◆ WRITTEN EXERCISE:
Drop every picture, then transcribe the remaining data exactly.

◆ SOURCE DATA:
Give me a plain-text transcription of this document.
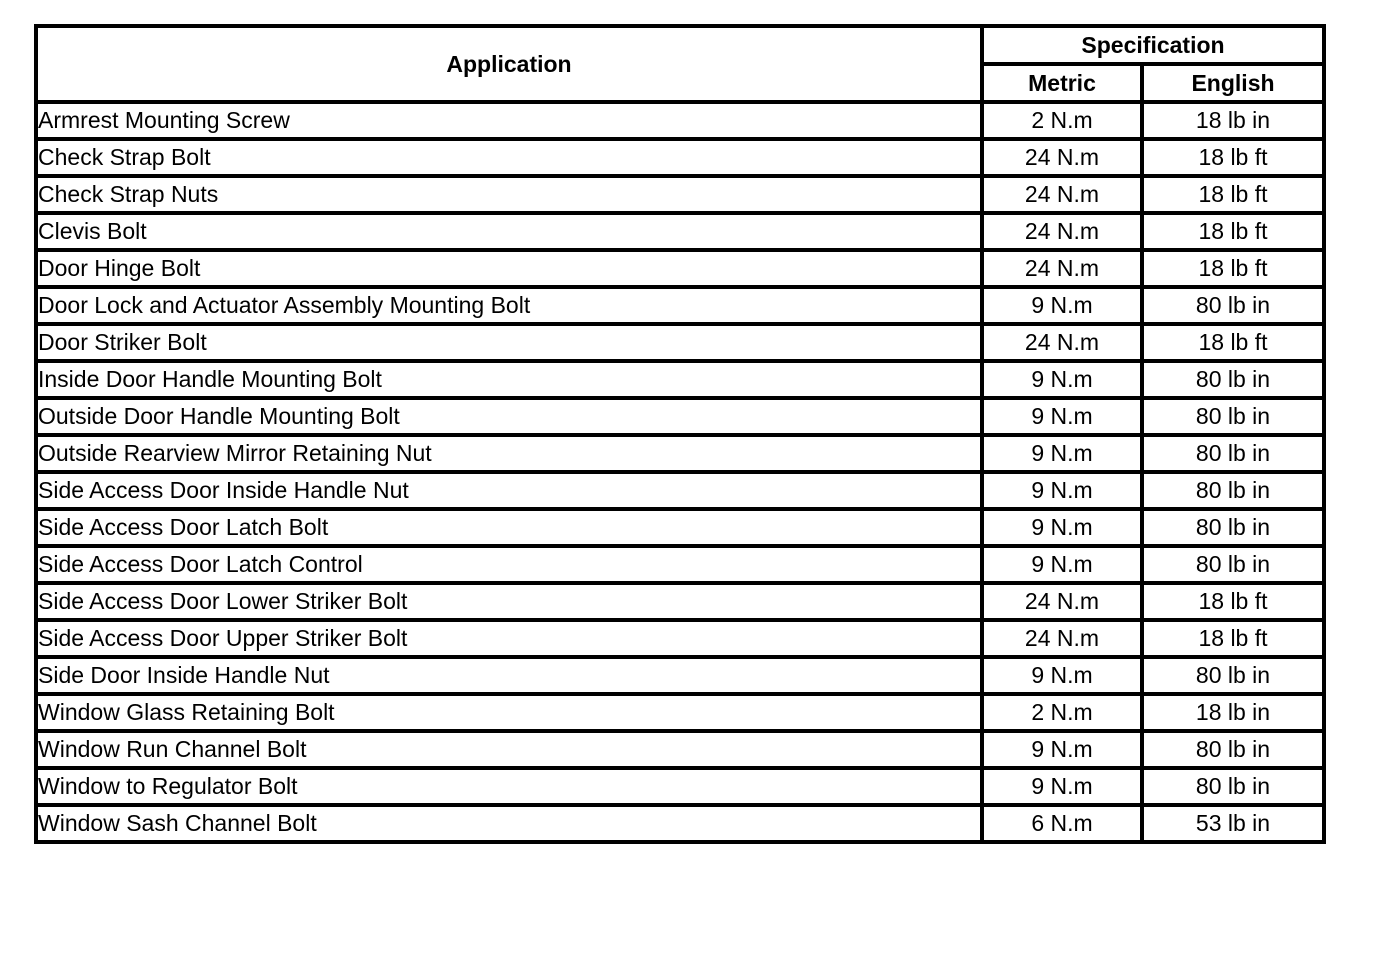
Application	Specification	
	Metric	English
Armrest Mounting Screw	2 N.m	18 lb in
Check Strap Bolt	24 N.m	18 lb ft
Check Strap Nuts	24 N.m	18 lb ft
Clevis Bolt	24 N.m	18 lb ft
Door Hinge Bolt	24 N.m	18 lb ft
Door Lock and Actuator Assembly Mounting Bolt	9 N.m	80 lb in
Door Striker Bolt	24 N.m	18 lb ft
Inside Door Handle Mounting Bolt	9 N.m	80 lb in
Outside Door Handle Mounting Bolt	9 N.m	80 lb in
Outside Rearview Mirror Retaining Nut	9 N.m	80 lb in
Side Access Door Inside Handle Nut	9 N.m	80 lb in
Side Access Door Latch Bolt	9 N.m	80 lb in
Side Access Door Latch Control	9 N.m	80 lb in
Side Access Door Lower Striker Bolt	24 N.m	18 lb ft
Side Access Door Upper Striker Bolt	24 N.m	18 lb ft
Side Door Inside Handle Nut	9 N.m	80 lb in
Window Glass Retaining Bolt	2 N.m	18 lb in
Window Run Channel Bolt	9 N.m	80 lb in
Window to Regulator Bolt	9 N.m	80 lb in
Window Sash Channel Bolt	6 N.m	53 lb in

◆ FULL RESPONSE:
Give me a plain-text transcription of this document.
Application	Specification	
	Metric	English
Armrest Mounting Screw	2 N.m	18 lb in
Check Strap Bolt	24 N.m	18 lb ft
Check Strap Nuts	24 N.m	18 lb ft
Clevis Bolt	24 N.m	18 lb ft
Door Hinge Bolt	24 N.m	18 lb ft
Door Lock and Actuator Assembly Mounting Bolt	9 N.m	80 lb in
Door Striker Bolt	24 N.m	18 lb ft
Inside Door Handle Mounting Bolt	9 N.m	80 lb in
Outside Door Handle Mounting Bolt	9 N.m	80 lb in
Outside Rearview Mirror Retaining Nut	9 N.m	80 lb in
Side Access Door Inside Handle Nut	9 N.m	80 lb in
Side Access Door Latch Bolt	9 N.m	80 lb in
Side Access Door Latch Control	9 N.m	80 lb in
Side Access Door Lower Striker Bolt	24 N.m	18 lb ft
Side Access Door Upper Striker Bolt	24 N.m	18 lb ft
Side Door Inside Handle Nut	9 N.m	80 lb in
Window Glass Retaining Bolt	2 N.m	18 lb in
Window Run Channel Bolt	9 N.m	80 lb in
Window to Regulator Bolt	9 N.m	80 lb in
Window Sash Channel Bolt	6 N.m	53 lb in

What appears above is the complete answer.